What you are asked to do> Output the full listing word for word.

[Figure record listings]
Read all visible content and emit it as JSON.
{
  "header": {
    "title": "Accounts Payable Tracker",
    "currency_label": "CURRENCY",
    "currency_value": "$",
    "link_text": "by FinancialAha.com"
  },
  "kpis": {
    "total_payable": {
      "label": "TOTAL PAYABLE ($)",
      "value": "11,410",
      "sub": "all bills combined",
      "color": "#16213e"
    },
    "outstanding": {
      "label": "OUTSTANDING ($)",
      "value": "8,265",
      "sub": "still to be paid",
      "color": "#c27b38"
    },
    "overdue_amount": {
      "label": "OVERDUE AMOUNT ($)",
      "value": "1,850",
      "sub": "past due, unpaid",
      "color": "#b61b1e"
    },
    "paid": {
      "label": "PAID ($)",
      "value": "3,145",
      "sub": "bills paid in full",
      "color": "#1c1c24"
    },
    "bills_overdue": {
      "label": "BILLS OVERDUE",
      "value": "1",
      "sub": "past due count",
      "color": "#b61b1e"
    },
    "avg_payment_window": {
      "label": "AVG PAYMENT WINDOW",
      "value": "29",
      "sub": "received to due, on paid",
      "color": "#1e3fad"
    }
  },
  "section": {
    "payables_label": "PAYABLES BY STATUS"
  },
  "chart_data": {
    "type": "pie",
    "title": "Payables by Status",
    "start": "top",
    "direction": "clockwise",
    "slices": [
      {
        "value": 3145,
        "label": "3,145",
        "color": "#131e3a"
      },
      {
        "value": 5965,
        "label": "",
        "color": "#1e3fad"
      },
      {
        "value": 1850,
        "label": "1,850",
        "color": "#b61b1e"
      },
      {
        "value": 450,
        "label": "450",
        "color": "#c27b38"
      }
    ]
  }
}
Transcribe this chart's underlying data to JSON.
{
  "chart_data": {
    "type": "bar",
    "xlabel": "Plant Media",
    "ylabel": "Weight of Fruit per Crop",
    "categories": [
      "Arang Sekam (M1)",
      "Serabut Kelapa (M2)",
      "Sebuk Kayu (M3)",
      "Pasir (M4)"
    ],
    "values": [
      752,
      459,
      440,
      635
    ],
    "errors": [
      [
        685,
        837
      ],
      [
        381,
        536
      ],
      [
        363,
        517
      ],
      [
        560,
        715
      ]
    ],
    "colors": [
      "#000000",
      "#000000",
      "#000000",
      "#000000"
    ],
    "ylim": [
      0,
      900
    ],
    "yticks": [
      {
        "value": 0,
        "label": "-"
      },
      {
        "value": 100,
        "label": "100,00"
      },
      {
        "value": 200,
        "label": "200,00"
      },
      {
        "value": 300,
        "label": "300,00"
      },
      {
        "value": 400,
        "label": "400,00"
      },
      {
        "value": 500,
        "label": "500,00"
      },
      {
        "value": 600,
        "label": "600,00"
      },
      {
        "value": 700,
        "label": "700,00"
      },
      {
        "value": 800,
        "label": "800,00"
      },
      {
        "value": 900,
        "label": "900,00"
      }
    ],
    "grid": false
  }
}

Task response>
Read all visible content and emit it as JSON.
{
  "header": {
    "title": "Accounts Payable Tracker",
    "currency_label": "CURRENCY",
    "currency_value": "$",
    "link_text": "by FinancialAha.com"
  },
  "kpis": {
    "total_payable": {
      "label": "TOTAL PAYABLE ($)",
      "value": "11,410",
      "sub": "all bills combined",
      "color": "#16213e"
    },
    "outstanding": {
      "label": "OUTSTANDING ($)",
      "value": "8,265",
      "sub": "still to be paid",
      "color": "#c27b38"
    },
    "overdue_amount": {
      "label": "OVERDUE AMOUNT ($)",
      "value": "1,850",
      "sub": "past due, unpaid",
      "color": "#b61b1e"
    },
    "paid": {
      "label": "PAID ($)",
      "value": "3,145",
      "sub": "bills paid in full",
      "color": "#1c1c24"
    },
    "bills_overdue": {
      "label": "BILLS OVERDUE",
      "value": "1",
      "sub": "past due count",
      "color": "#b61b1e"
    },
    "avg_payment_window": {
      "label": "AVG PAYMENT WINDOW",
      "value": "29",
      "sub": "received to due, on paid",
      "color": "#1e3fad"
    }
  },
  "section": {
    "payables_label": "PAYABLES BY STATUS"
  },
  "chart_data": {
    "type": "pie",
    "title": "Payables by Status",
    "start": "top",
    "direction": "clockwise",
    "slices": [
      {
        "value": 3145,
        "label": "3,145",
        "color": "#131e3a"
      },
      {
        "value": 5965,
        "label": "",
        "color": "#1e3fad"
      },
      {
        "value": 1850,
        "label": "1,850",
        "color": "#b61b1e"
      },
      {
        "value": 450,
        "label": "450",
        "color": "#c27b38"
      }
    ]
  }
}
Transcribe this chart's underlying data to JSON.
{
  "chart_data": {
    "type": "bar",
    "xlabel": "Plant Media",
    "ylabel": "Weight of Fruit per Crop",
    "categories": [
      "Arang Sekam (M1)",
      "Serabut Kelapa (M2)",
      "Sebuk Kayu (M3)",
      "Pasir (M4)"
    ],
    "values": [
      752,
      459,
      440,
      635
    ],
    "errors": [
      [
        685,
        837
      ],
      [
        381,
        536
      ],
      [
        363,
        517
      ],
      [
        560,
        715
      ]
    ],
    "colors": [
      "#000000",
      "#000000",
      "#000000",
      "#000000"
    ],
    "ylim": [
      0,
      900
    ],
    "yticks": [
      {
        "value": 0,
        "label": "-"
      },
      {
        "value": 100,
        "label": "100,00"
      },
      {
        "value": 200,
        "label": "200,00"
      },
      {
        "value": 300,
        "label": "300,00"
      },
      {
        "value": 400,
        "label": "400,00"
      },
      {
        "value": 500,
        "label": "500,00"
      },
      {
        "value": 600,
        "label": "600,00"
      },
      {
        "value": 700,
        "label": "700,00"
      },
      {
        "value": 800,
        "label": "800,00"
      },
      {
        "value": 900,
        "label": "900,00"
      }
    ],
    "grid": false
  }
}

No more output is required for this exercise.